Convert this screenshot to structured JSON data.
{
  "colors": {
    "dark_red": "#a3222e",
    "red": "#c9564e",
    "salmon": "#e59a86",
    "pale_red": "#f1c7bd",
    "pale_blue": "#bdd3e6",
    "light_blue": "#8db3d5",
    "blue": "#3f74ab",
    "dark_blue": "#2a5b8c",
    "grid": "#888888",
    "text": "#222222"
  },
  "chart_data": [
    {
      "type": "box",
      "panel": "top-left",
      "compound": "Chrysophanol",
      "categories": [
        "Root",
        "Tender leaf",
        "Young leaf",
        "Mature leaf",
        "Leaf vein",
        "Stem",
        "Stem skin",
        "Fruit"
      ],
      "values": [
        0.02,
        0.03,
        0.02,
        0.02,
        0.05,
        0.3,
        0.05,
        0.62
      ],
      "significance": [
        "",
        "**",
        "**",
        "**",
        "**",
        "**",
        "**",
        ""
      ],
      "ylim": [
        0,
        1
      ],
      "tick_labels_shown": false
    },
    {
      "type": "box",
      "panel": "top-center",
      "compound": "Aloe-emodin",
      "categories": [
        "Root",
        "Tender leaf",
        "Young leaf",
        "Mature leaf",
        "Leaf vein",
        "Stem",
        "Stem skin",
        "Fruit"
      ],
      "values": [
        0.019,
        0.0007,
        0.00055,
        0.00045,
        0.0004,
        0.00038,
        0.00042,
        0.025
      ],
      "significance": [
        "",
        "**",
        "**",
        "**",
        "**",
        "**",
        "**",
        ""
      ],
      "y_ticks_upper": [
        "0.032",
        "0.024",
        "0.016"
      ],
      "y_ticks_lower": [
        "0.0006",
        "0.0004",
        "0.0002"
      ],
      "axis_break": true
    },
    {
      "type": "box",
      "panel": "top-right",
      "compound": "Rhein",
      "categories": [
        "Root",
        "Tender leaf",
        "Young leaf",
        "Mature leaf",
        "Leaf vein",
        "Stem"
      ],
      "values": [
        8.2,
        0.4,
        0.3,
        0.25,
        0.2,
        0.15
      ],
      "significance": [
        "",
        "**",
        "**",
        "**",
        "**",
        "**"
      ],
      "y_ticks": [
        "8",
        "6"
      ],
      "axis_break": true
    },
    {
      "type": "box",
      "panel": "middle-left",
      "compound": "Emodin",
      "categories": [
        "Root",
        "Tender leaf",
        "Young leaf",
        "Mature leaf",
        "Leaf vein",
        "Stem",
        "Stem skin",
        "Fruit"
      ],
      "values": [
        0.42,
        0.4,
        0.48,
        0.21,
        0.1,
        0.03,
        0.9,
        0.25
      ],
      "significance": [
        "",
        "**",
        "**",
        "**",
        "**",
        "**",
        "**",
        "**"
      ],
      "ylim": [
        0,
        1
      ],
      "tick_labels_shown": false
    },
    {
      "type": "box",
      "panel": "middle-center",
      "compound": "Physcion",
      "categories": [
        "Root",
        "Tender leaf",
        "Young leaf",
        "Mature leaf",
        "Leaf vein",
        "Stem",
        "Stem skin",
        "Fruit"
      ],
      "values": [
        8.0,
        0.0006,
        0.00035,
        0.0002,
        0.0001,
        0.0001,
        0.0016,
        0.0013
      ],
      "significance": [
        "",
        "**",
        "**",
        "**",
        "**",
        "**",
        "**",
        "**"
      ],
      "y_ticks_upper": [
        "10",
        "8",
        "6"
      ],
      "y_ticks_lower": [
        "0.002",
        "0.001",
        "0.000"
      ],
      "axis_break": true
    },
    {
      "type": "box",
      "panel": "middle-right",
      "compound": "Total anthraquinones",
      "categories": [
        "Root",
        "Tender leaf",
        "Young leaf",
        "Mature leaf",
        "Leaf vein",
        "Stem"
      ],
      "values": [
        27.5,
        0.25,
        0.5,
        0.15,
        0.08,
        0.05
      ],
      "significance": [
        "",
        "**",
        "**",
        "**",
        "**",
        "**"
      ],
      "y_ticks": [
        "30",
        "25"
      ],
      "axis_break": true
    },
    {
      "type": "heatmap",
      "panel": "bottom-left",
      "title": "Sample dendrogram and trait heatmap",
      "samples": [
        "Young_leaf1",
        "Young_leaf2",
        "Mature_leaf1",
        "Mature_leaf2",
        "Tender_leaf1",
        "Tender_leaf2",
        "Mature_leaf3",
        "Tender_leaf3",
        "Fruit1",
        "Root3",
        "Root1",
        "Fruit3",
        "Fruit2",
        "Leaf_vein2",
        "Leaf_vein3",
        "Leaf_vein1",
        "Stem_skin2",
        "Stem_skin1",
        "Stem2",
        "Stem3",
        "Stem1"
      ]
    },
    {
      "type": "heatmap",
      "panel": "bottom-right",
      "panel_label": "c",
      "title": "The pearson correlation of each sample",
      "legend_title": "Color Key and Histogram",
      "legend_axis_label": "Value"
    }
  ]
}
____________
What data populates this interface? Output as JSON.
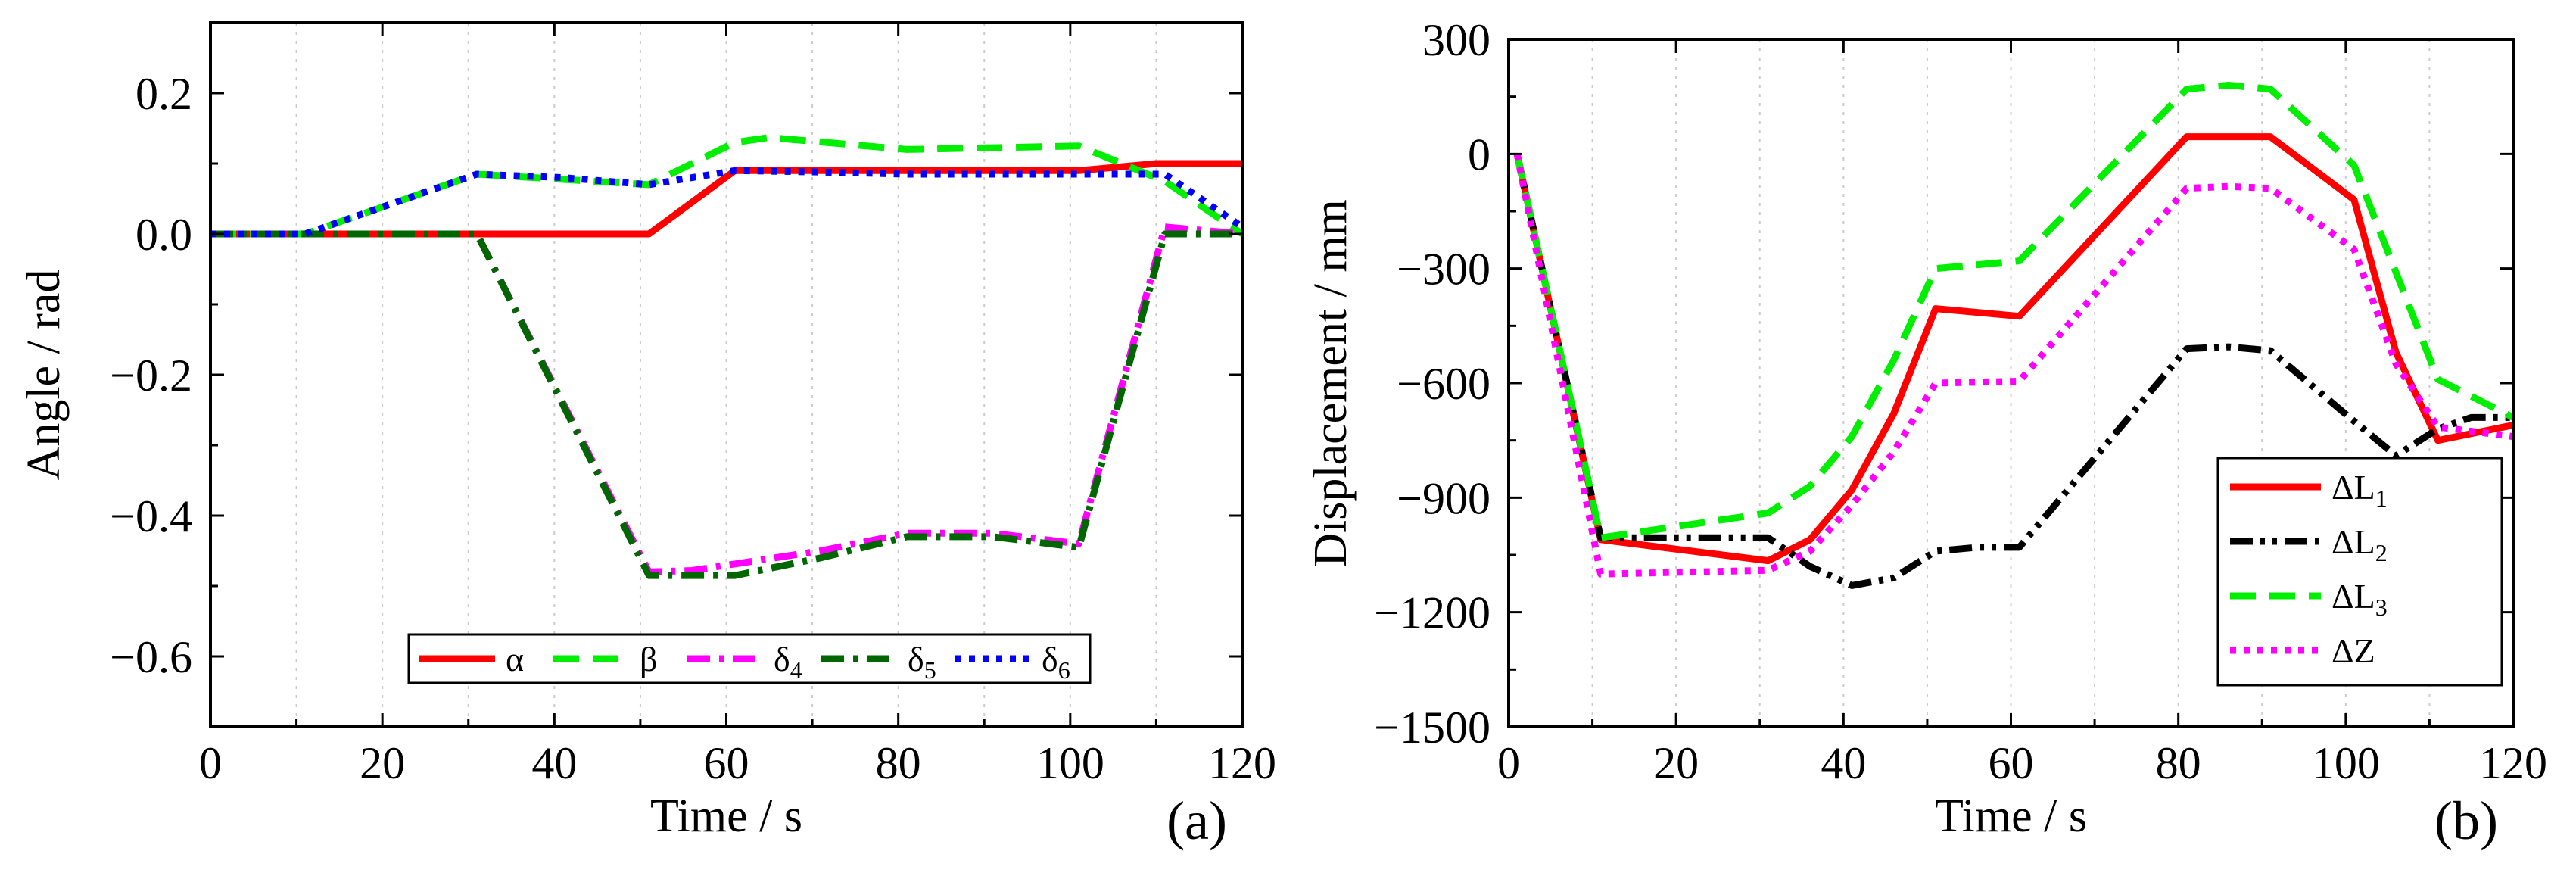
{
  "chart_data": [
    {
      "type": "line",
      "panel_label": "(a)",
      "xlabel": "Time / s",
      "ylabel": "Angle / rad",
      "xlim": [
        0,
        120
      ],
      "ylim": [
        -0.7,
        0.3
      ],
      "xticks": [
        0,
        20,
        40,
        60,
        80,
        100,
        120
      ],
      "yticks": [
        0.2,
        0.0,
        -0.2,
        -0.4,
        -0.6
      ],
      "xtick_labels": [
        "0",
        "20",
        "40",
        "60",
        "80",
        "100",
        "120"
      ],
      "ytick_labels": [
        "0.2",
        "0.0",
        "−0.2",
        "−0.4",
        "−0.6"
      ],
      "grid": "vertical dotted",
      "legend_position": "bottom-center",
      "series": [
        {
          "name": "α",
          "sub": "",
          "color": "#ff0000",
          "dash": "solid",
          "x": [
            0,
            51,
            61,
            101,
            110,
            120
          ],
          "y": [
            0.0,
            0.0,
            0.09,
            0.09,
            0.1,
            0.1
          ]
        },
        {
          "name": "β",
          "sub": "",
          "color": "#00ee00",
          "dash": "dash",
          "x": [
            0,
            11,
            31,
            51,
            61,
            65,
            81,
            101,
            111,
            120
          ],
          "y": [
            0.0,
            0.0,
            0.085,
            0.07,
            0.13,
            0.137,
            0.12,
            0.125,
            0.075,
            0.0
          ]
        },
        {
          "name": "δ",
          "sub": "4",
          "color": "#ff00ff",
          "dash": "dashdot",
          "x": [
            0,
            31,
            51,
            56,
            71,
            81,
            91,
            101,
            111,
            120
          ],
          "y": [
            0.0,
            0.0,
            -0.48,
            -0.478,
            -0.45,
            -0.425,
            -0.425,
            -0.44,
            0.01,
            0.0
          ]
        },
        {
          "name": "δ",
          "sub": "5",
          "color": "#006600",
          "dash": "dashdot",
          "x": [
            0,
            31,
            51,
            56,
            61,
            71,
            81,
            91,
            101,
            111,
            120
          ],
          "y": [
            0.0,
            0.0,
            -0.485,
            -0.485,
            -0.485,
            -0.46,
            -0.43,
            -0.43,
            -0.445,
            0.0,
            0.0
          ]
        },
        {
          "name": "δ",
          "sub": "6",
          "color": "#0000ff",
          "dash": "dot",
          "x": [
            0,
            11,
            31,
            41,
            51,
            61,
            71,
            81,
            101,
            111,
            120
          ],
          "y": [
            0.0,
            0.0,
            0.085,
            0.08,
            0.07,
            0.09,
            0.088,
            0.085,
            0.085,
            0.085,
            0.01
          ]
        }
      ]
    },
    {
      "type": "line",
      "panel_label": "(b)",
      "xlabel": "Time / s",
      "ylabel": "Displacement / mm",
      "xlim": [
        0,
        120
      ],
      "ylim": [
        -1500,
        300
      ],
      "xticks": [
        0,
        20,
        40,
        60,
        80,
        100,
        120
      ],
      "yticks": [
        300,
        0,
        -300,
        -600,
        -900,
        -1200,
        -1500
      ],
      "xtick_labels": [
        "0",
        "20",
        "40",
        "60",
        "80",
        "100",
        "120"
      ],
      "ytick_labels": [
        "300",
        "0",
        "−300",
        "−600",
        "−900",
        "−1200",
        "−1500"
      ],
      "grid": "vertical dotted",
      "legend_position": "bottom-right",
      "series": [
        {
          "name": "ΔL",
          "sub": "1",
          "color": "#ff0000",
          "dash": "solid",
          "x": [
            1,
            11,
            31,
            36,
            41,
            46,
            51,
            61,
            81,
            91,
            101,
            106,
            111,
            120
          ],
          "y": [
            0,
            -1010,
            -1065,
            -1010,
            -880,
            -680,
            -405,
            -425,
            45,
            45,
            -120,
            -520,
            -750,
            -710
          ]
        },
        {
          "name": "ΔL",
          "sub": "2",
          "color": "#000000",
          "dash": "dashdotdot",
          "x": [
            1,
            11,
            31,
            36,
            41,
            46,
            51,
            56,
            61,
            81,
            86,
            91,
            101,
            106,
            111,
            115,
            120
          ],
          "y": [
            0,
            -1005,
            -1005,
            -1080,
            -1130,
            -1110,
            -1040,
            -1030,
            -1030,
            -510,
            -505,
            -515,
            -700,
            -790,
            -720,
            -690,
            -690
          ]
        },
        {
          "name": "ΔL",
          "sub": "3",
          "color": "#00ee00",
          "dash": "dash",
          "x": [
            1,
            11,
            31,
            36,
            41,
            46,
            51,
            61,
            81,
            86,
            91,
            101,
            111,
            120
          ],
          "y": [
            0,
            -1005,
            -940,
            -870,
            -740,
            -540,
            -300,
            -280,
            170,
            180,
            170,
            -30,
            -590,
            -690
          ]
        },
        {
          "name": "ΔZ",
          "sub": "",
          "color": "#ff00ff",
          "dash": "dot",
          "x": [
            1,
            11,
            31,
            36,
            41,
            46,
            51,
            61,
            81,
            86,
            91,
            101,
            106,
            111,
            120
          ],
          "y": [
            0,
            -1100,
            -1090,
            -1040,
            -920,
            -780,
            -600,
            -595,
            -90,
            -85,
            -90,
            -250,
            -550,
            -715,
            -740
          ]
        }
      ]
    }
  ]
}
____________
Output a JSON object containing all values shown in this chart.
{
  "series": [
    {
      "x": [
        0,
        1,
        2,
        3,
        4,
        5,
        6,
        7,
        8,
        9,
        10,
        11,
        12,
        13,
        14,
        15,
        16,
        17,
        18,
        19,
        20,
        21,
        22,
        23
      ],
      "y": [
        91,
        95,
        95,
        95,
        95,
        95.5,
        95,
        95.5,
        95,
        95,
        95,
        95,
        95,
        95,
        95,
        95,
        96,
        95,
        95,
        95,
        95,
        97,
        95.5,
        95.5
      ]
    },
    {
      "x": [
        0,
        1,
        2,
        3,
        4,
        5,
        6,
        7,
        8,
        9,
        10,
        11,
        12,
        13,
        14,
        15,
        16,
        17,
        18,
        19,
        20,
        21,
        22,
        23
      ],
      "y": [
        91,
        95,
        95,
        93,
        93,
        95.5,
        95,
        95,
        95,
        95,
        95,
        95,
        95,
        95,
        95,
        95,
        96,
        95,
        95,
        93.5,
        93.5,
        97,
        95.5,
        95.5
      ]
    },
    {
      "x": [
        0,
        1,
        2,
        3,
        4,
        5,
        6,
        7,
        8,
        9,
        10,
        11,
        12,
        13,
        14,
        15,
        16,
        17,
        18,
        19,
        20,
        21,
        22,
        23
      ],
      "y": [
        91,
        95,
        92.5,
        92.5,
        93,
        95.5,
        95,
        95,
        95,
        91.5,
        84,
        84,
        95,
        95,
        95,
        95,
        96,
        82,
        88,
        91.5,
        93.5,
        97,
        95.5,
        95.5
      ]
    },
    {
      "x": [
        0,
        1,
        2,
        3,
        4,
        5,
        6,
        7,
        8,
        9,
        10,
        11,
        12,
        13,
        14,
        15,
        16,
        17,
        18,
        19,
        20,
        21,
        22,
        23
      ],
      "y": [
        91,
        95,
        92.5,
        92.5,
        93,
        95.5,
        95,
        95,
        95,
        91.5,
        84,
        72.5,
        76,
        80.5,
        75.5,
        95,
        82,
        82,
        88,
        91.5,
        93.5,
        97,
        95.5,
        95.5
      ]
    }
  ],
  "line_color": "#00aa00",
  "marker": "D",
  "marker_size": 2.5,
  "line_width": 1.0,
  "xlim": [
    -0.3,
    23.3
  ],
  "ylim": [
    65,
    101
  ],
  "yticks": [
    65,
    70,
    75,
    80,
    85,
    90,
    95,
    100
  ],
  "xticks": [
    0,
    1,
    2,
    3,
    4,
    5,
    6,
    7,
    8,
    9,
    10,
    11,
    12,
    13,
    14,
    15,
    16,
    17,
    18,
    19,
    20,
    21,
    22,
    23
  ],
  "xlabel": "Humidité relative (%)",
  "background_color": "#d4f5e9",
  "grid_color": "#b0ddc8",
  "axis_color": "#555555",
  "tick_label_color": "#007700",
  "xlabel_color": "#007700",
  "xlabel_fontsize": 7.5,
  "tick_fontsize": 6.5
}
____________
Work to complete: Filter out every line that lacks the word "Output", and copy the rest.

Exercise solution:
What data populates this interface? Output as JSON.
Output a JSON object containing all values shown in this chart.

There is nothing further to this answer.